#### Task directions:
Copy each line in the data that includes the word "Budapest".

------------------------------------------------------------------------

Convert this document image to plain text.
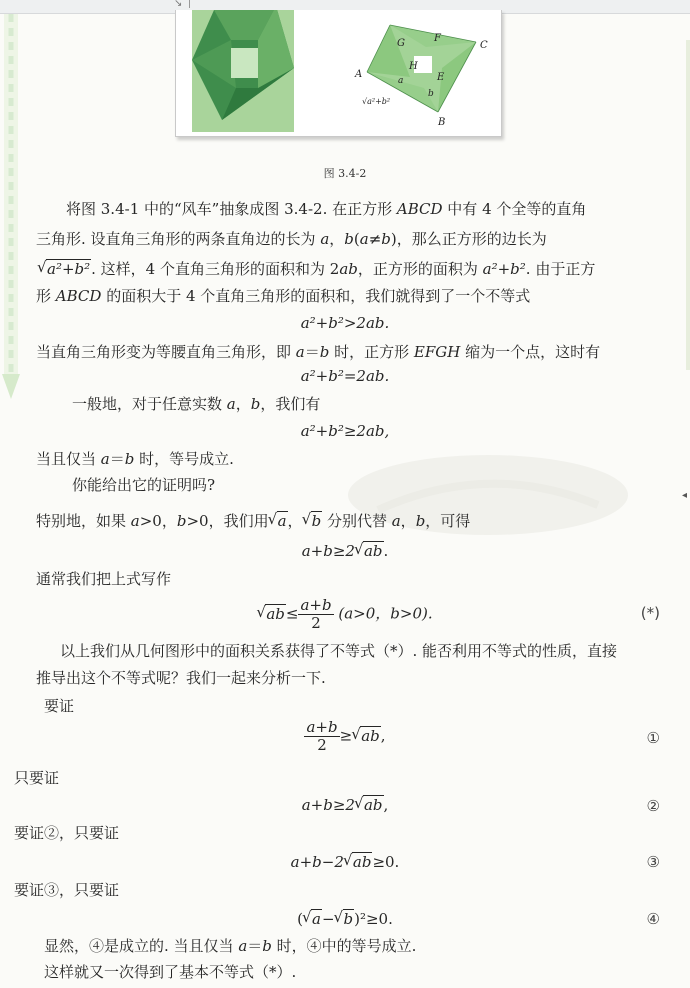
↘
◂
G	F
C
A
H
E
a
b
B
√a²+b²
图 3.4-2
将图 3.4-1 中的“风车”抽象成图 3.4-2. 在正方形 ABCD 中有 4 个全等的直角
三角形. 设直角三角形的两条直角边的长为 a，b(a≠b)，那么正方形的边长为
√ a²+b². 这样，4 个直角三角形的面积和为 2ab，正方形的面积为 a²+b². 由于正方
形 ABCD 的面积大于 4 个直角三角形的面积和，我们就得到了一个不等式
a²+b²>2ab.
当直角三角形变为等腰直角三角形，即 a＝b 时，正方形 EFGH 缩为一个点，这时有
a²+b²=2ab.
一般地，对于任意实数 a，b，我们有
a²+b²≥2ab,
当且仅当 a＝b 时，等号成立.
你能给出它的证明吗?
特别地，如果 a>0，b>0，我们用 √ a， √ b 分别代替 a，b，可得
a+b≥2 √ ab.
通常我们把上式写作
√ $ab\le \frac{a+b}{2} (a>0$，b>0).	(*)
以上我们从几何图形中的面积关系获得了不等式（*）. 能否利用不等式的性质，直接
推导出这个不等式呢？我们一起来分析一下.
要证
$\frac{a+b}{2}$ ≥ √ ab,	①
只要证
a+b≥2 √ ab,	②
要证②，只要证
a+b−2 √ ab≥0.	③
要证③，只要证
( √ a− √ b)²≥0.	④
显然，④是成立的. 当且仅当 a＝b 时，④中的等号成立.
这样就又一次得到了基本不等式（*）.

------------------------------------------------------------------------

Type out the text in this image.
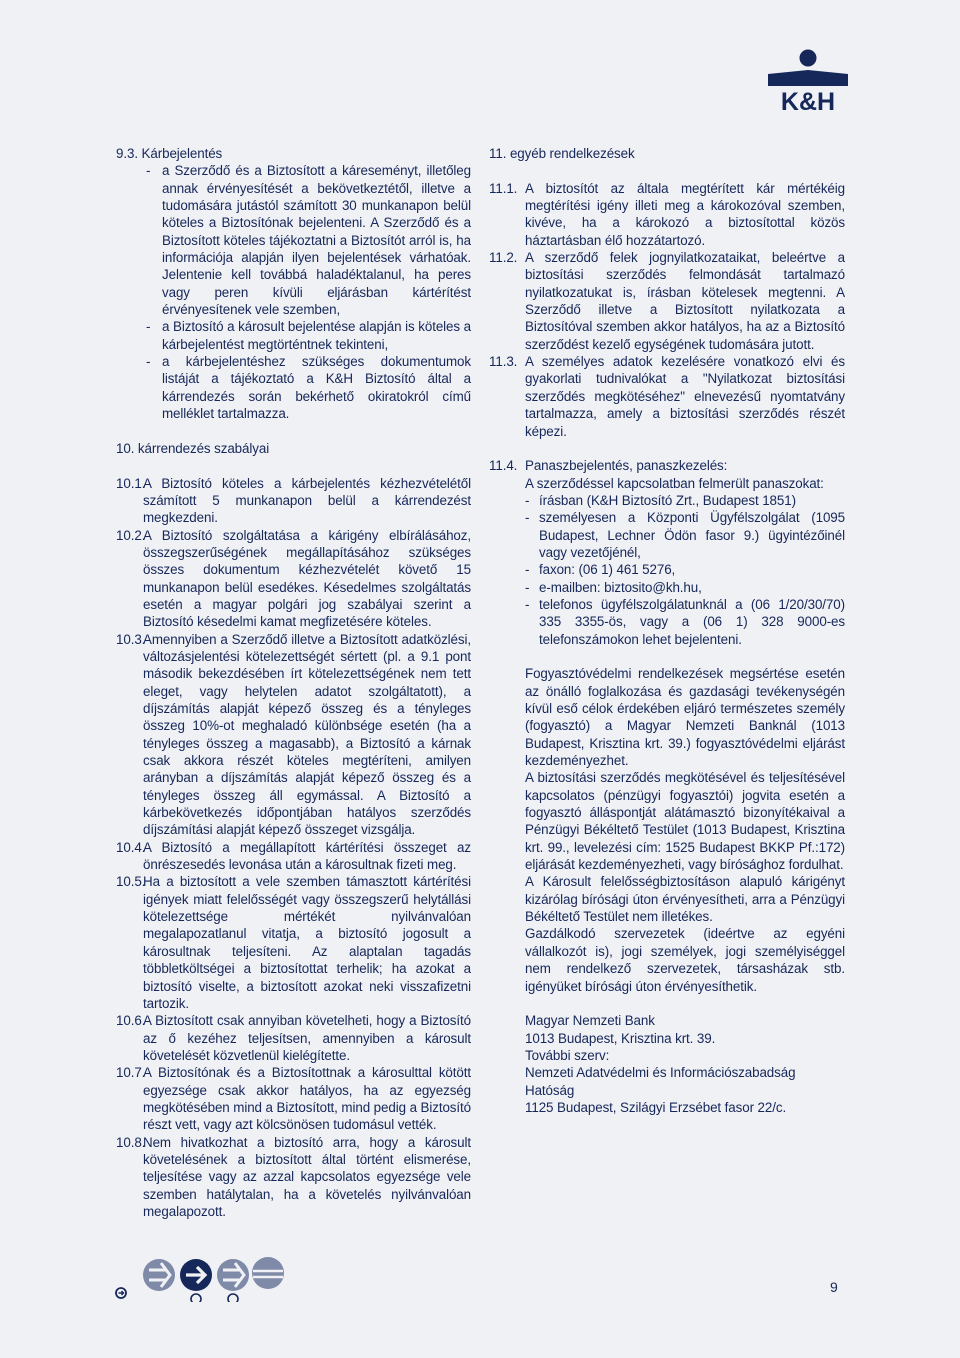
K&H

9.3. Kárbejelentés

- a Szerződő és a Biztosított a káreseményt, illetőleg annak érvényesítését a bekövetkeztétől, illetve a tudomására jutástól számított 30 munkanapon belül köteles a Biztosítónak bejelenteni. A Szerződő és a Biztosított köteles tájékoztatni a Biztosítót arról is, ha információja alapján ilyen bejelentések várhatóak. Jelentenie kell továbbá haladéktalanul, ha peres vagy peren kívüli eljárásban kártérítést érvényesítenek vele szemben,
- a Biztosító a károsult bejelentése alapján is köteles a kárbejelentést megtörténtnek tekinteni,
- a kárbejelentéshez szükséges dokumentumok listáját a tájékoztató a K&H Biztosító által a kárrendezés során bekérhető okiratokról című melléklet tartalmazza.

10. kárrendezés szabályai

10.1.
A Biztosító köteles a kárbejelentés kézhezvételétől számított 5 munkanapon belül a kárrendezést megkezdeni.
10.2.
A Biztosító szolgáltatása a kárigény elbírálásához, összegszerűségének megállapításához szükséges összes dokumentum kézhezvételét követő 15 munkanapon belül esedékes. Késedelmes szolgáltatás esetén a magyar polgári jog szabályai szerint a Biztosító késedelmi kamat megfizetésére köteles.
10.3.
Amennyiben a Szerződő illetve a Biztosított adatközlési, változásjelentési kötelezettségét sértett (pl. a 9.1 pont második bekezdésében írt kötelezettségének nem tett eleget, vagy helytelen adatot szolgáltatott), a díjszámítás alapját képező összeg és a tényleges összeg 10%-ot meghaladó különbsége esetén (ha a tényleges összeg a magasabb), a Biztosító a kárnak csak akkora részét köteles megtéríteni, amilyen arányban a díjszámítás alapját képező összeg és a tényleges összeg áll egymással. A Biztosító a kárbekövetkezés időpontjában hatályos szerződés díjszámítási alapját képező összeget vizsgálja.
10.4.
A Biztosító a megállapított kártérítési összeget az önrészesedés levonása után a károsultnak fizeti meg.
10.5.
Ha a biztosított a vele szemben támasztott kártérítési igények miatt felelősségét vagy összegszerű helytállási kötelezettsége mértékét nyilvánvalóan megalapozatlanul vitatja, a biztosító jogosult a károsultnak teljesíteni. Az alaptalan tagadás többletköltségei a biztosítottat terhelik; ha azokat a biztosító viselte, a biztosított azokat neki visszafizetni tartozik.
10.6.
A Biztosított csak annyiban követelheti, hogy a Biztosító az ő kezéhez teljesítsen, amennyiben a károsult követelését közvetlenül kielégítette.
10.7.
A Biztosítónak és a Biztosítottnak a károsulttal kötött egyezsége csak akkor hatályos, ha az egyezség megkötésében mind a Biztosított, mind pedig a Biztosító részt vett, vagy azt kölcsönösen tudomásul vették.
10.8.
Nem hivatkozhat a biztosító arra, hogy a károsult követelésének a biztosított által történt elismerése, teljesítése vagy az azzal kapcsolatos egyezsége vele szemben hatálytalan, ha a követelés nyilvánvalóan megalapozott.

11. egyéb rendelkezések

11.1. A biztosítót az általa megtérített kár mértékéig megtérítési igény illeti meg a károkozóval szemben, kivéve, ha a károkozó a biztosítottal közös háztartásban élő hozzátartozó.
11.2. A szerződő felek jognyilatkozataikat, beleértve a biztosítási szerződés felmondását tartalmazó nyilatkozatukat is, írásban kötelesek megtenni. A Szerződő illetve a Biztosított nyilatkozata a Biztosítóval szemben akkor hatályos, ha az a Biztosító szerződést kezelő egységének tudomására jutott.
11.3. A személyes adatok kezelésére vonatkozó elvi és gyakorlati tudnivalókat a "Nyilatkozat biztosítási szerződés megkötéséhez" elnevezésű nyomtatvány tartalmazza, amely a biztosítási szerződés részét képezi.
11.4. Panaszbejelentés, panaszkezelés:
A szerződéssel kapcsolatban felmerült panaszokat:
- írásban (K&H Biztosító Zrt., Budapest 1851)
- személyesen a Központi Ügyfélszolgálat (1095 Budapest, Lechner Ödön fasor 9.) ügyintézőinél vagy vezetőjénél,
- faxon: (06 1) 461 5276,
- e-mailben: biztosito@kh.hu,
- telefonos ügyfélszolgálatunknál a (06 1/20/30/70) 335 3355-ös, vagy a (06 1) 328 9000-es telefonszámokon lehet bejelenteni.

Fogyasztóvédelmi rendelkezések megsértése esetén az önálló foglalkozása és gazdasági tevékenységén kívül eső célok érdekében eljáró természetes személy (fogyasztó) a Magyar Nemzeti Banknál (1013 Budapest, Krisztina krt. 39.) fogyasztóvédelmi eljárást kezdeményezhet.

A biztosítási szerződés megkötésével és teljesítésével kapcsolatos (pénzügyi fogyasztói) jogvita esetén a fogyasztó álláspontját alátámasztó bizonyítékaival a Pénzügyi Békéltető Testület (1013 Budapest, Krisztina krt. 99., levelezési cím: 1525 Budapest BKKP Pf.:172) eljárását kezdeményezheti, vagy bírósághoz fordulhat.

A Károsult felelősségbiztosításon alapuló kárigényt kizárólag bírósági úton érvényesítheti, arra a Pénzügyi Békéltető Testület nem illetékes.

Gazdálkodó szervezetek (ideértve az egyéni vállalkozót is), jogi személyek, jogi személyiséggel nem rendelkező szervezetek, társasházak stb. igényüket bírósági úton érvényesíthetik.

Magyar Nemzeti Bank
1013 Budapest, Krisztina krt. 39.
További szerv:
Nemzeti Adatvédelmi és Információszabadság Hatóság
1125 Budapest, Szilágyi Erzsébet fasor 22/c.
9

------------------------------------------------------------------------

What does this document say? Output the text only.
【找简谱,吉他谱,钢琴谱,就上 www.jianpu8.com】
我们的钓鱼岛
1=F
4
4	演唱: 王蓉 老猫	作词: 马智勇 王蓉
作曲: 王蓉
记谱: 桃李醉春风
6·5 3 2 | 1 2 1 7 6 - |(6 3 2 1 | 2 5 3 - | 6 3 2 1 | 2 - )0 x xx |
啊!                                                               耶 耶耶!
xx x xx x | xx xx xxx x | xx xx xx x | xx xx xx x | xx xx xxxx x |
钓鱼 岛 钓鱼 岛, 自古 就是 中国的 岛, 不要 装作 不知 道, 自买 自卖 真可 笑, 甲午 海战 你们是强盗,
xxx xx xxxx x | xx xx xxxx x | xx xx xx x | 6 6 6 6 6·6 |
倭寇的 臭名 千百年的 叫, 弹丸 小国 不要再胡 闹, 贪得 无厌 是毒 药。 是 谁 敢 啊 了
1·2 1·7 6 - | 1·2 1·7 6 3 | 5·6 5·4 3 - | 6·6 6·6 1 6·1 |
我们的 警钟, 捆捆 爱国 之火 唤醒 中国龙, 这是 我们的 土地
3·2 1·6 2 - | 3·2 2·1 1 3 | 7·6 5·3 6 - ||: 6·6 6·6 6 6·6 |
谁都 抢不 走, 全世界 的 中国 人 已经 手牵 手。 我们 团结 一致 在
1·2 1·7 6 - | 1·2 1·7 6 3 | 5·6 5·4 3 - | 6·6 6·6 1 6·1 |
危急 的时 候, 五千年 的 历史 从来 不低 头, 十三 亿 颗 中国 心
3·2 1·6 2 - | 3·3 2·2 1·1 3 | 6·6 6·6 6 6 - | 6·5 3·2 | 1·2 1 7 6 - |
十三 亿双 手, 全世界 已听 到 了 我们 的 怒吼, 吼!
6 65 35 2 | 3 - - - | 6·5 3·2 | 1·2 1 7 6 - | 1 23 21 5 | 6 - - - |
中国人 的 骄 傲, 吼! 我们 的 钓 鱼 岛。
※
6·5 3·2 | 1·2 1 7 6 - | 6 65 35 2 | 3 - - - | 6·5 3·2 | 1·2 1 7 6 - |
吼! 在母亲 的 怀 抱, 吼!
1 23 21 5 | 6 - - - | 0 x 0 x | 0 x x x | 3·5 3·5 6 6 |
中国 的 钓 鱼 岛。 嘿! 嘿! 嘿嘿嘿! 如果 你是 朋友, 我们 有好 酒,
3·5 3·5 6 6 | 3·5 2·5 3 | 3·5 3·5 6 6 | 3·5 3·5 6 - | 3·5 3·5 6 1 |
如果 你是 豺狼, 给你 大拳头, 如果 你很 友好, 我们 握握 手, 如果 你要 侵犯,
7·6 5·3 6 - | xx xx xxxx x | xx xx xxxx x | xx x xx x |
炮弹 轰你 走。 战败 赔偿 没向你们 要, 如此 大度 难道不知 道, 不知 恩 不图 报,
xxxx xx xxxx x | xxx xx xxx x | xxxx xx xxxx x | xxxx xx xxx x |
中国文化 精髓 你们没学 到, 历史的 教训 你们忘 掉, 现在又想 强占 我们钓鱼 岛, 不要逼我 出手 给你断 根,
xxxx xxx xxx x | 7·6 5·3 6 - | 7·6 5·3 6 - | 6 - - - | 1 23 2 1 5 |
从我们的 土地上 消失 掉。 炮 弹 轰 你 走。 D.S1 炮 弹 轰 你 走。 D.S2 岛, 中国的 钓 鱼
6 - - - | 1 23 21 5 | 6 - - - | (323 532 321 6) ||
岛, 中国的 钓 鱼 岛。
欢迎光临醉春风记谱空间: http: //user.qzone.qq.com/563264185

------------------------------------------------------------------------

#### Correct result:
- írásban (K&H Biztosító Zrt., Budapest 1851)
- személyesen a Központi Ügyfélszolgálat (1095 Budapest, Lechner Ödön fasor 9.) ügyintézőinél vagy vezetőjénél,
Fogyasztóvédelmi rendelkezések megsértése esetén az önálló foglalkozása és gazdasági tevékenységén kívül eső célok érdekében eljáró természetes személy (fogyasztó) a Magyar Nemzeti Banknál (1013 Budapest, Krisztina krt. 39.) fogyasztóvédelmi eljárást kezdeményezhet.
A biztosítási szerződés megkötésével és teljesítésével kapcsolatos (pénzügyi fogyasztói) jogvita esetén a fogyasztó álláspontját alátámasztó bizonyítékaival a Pénzügyi Békéltető Testület (1013 Budapest, Krisztina krt. 99., levelezési cím: 1525 Budapest BKKP Pf.:172) eljárását kezdeményezheti, vagy bírósághoz fordulhat.
1013 Budapest, Krisztina krt. 39.
1125 Budapest, Szilágyi Erzsébet fasor 22/c.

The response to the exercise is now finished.